Exercise description> Transcribe all of the material exactly, except for its pictures.

— Start Data extract —

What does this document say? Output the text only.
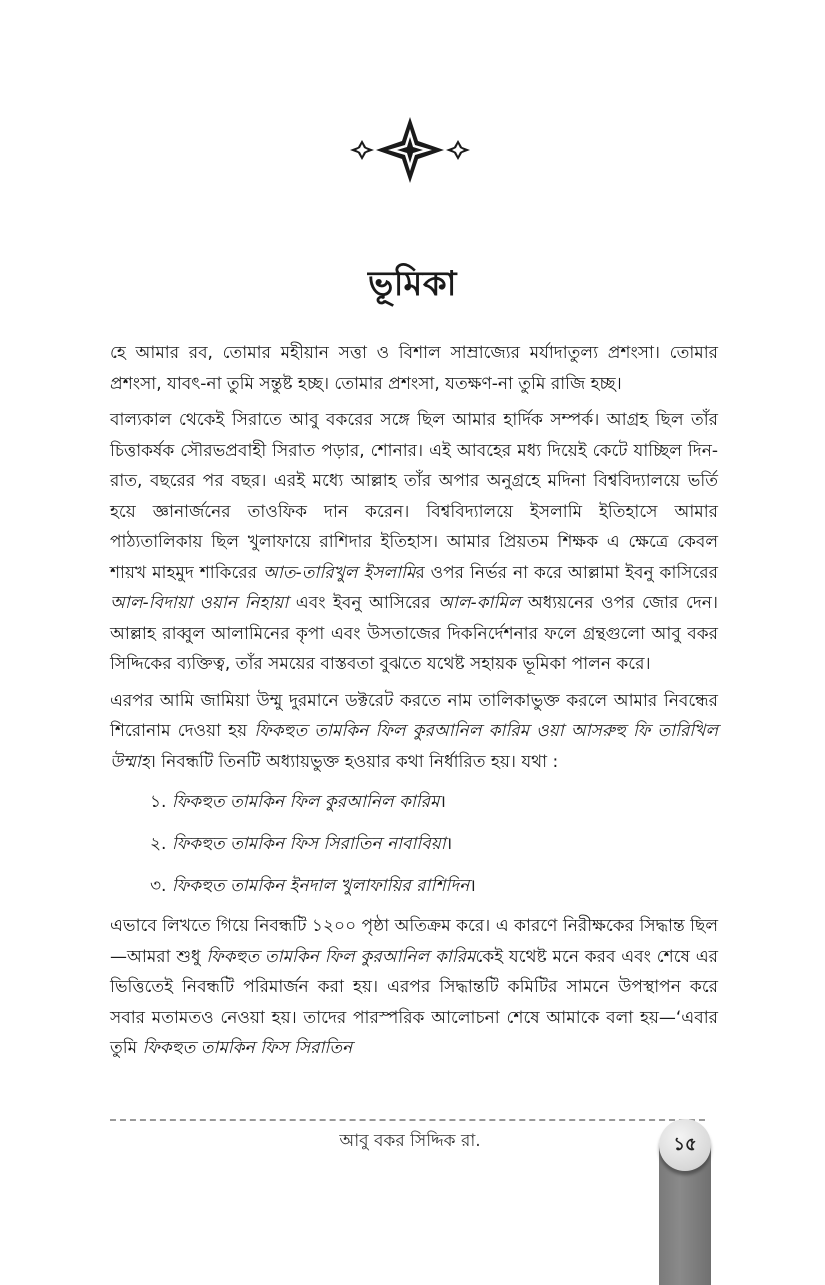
ভূমিকা

হে আমার রব, তোমার মহীয়ান সত্তা ও বিশাল সাম্রাজ্যের মর্যাদাতুল্য প্রশংসা। তোমার প্রশংসা, যাবৎ-না তুমি সন্তুষ্ট হচ্ছ। তোমার প্রশংসা, যতক্ষণ-না তুমি রাজি হচ্ছ।

বাল্যকাল থেকেই সিরাতে আবু বকরের সঙ্গে ছিল আমার হার্দিক সম্পর্ক। আগ্রহ ছিল তাঁর চিত্তাকর্ষক সৌরভপ্রবাহী সিরাত পড়ার, শোনার। এই আবহের মধ্য দিয়েই কেটে যাচ্ছিল দিন-রাত, বছরের পর বছর। এরই মধ্যে আল্লাহ তাঁর অপার অনুগ্রহে মদিনা বিশ্ববিদ্যালয়ে ভর্তি হয়ে জ্ঞানার্জনের তাওফিক দান করেন। বিশ্ববিদ্যালয়ে ইসলামি ইতিহাসে আমার পাঠ্যতালিকায় ছিল খুলাফায়ে রাশিদার ইতিহাস। আমার প্রিয়তম শিক্ষক এ ক্ষেত্রে কেবল শায়খ মাহমুদ শাকিরের আত-তারিখুল ইসলামির ওপর নির্ভর না করে আল্লামা ইবনু কাসিরের আল-বিদায়া ওয়ান নিহায়া এবং ইবনু আসিরের আল-কামিল অধ্যয়নের ওপর জোর দেন। আল্লাহ রাব্বুল আলামিনের কৃপা এবং উসতাজের দিকনির্দেশনার ফলে গ্রন্থগুলো আবু বকর সিদ্দিকের ব্যক্তিত্ব, তাঁর সময়ের বাস্তবতা বুঝতে যথেষ্ট সহায়ক ভূমিকা পালন করে।

এরপর আমি জামিয়া উম্মু দুরমানে ডক্টরেট করতে নাম তালিকাভুক্ত করলে আমার নিবন্ধের শিরোনাম দেওয়া হয় ফিকহুত তামকিন ফিল কুরআনিল কারিম ওয়া আসরুহু ফি তারিখিল উম্মাহ। নিবন্ধটি তিনটি অধ্যায়ভুক্ত হওয়ার কথা নির্ধারিত হয়। যথা :

১. ফিকহুত তামকিন ফিল কুরআনিল কারিম।

২. ফিকহুত তামকিন ফিস সিরাতিন নাবাবিয়া।

৩. ফিকহুত তামকিন ইনদাল খুলাফায়ির রাশিদিন।

এভাবে লিখতে গিয়ে নিবন্ধটি ১২০০ পৃষ্ঠা অতিক্রম করে। এ কারণে নিরীক্ষকের সিদ্ধান্ত ছিল—আমরা শুধু ফিকহুত তামকিন ফিল কুরআনিল কারিমকেই যথেষ্ট মনে করব এবং শেষে এর ভিত্তিতেই নিবন্ধটি পরিমার্জন করা হয়। এরপর সিদ্ধান্তটি কমিটির সামনে উপস্থাপন করে সবার মতামতও নেওয়া হয়। তাদের পারস্পরিক আলোচনা শেষে আমাকে বলা হয়—‘এবার তুমি ফিকহুত তামকিন ফিস সিরাতিন

আবু বকর সিদ্দিক রা.	১৫
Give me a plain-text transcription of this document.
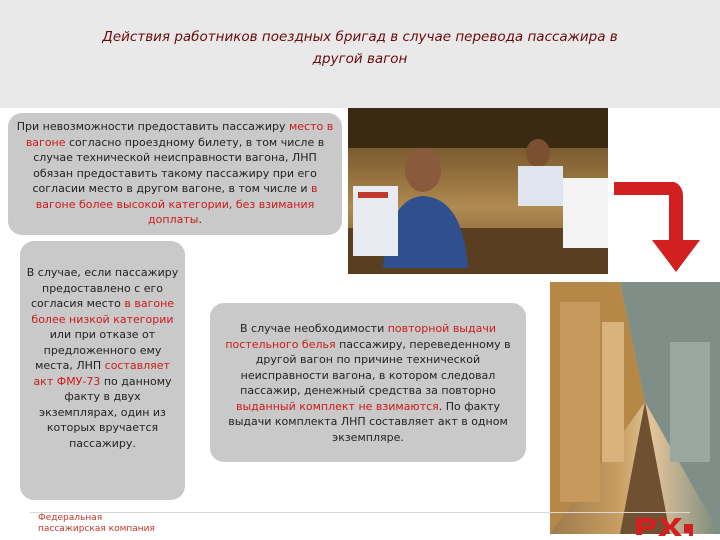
Действия работников поездных бригад в случае перевода пассажира в
другой вагон
При невозможности предоставить пассажиру место в вагоне согласно проездному билету, в том числе в случае технической неисправности вагона, ЛНП обязан предоставить такому пассажиру при его согласии место в другом вагоне, в том числе и в вагоне более высокой категории, без взимания доплаты.
В случае, если пассажиру предоставлено с его согласия место в вагоне более низкой категории или при отказе от предложенного ему места, ЛНП составляет акт ФМУ-73 по данному факту в двух экземплярах, один из которых вручается пассажиру.
В случае необходимости повторной выдачи постельного белья пассажиру, переведенному в другой вагон по причине технической неисправности вагона, в котором следовал пассажир, денежный средства за повторно выданный комплект не взимаются. По факту выдачи комплекта ЛНП составляет акт в одном экземпляре.
Федеральная
пассажирская компания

— End Data extract —

Answer in full>
What does this document say? Output the text only.
ভূমিকা

হে আমার রব, তোমার মহীয়ান সত্তা ও বিশাল সাম্রাজ্যের মর্যাদাতুল্য প্রশংসা। তোমার প্রশংসা, যাবৎ-না তুমি সন্তুষ্ট হচ্ছ। তোমার প্রশংসা, যতক্ষণ-না তুমি রাজি হচ্ছ।

বাল্যকাল থেকেই সিরাতে আবু বকরের সঙ্গে ছিল আমার হার্দিক সম্পর্ক। আগ্রহ ছিল তাঁর চিত্তাকর্ষক সৌরভপ্রবাহী সিরাত পড়ার, শোনার। এই আবহের মধ্য দিয়েই কেটে যাচ্ছিল দিন-রাত, বছরের পর বছর। এরই মধ্যে আল্লাহ তাঁর অপার অনুগ্রহে মদিনা বিশ্ববিদ্যালয়ে ভর্তি হয়ে জ্ঞানার্জনের তাওফিক দান করেন। বিশ্ববিদ্যালয়ে ইসলামি ইতিহাসে আমার পাঠ্যতালিকায় ছিল খুলাফায়ে রাশিদার ইতিহাস। আমার প্রিয়তম শিক্ষক এ ক্ষেত্রে কেবল শায়খ মাহমুদ শাকিরের আত-তারিখুল ইসলামির ওপর নির্ভর না করে আল্লামা ইবনু কাসিরের আল-বিদায়া ওয়ান নিহায়া এবং ইবনু আসিরের আল-কামিল অধ্যয়নের ওপর জোর দেন। আল্লাহ রাব্বুল আলামিনের কৃপা এবং উসতাজের দিকনির্দেশনার ফলে গ্রন্থগুলো আবু বকর সিদ্দিকের ব্যক্তিত্ব, তাঁর সময়ের বাস্তবতা বুঝতে যথেষ্ট সহায়ক ভূমিকা পালন করে।

এরপর আমি জামিয়া উম্মু দুরমানে ডক্টরেট করতে নাম তালিকাভুক্ত করলে আমার নিবন্ধের শিরোনাম দেওয়া হয় ফিকহুত তামকিন ফিল কুরআনিল কারিম ওয়া আসরুহু ফি তারিখিল উম্মাহ। নিবন্ধটি তিনটি অধ্যায়ভুক্ত হওয়ার কথা নির্ধারিত হয়। যথা :

১. ফিকহুত তামকিন ফিল কুরআনিল কারিম।

২. ফিকহুত তামকিন ফিস সিরাতিন নাবাবিয়া।

৩. ফিকহুত তামকিন ইনদাল খুলাফায়ির রাশিদিন।

এভাবে লিখতে গিয়ে নিবন্ধটি ১২০০ পৃষ্ঠা অতিক্রম করে। এ কারণে নিরীক্ষকের সিদ্ধান্ত ছিল—আমরা শুধু ফিকহুত তামকিন ফিল কুরআনিল কারিমকেই যথেষ্ট মনে করব এবং শেষে এর ভিত্তিতেই নিবন্ধটি পরিমার্জন করা হয়। এরপর সিদ্ধান্তটি কমিটির সামনে উপস্থাপন করে সবার মতামতও নেওয়া হয়। তাদের পারস্পরিক আলোচনা শেষে আমাকে বলা হয়—‘এবার তুমি ফিকহুত তামকিন ফিস সিরাতিন

আবু বকর সিদ্দিক রা.	১৫
Give me a plain-text transcription of this document.
Действия работников поездных бригад в случае перевода пассажира в
другой вагон
При невозможности предоставить пассажиру место в вагоне согласно проездному билету, в том числе в случае технической неисправности вагона, ЛНП обязан предоставить такому пассажиру при его согласии место в другом вагоне, в том числе и в вагоне более высокой категории, без взимания доплаты.
В случае, если пассажиру предоставлено с его согласия место в вагоне более низкой категории или при отказе от предложенного ему места, ЛНП составляет акт ФМУ-73 по данному факту в двух экземплярах, один из которых вручается пассажиру.
В случае необходимости повторной выдачи постельного белья пассажиру, переведенному в другой вагон по причине технической неисправности вагона, в котором следовал пассажир, денежный средства за повторно выданный комплект не взимаются. По факту выдачи комплекта ЛНП составляет акт в одном экземпляре.
Федеральная
пассажирская компания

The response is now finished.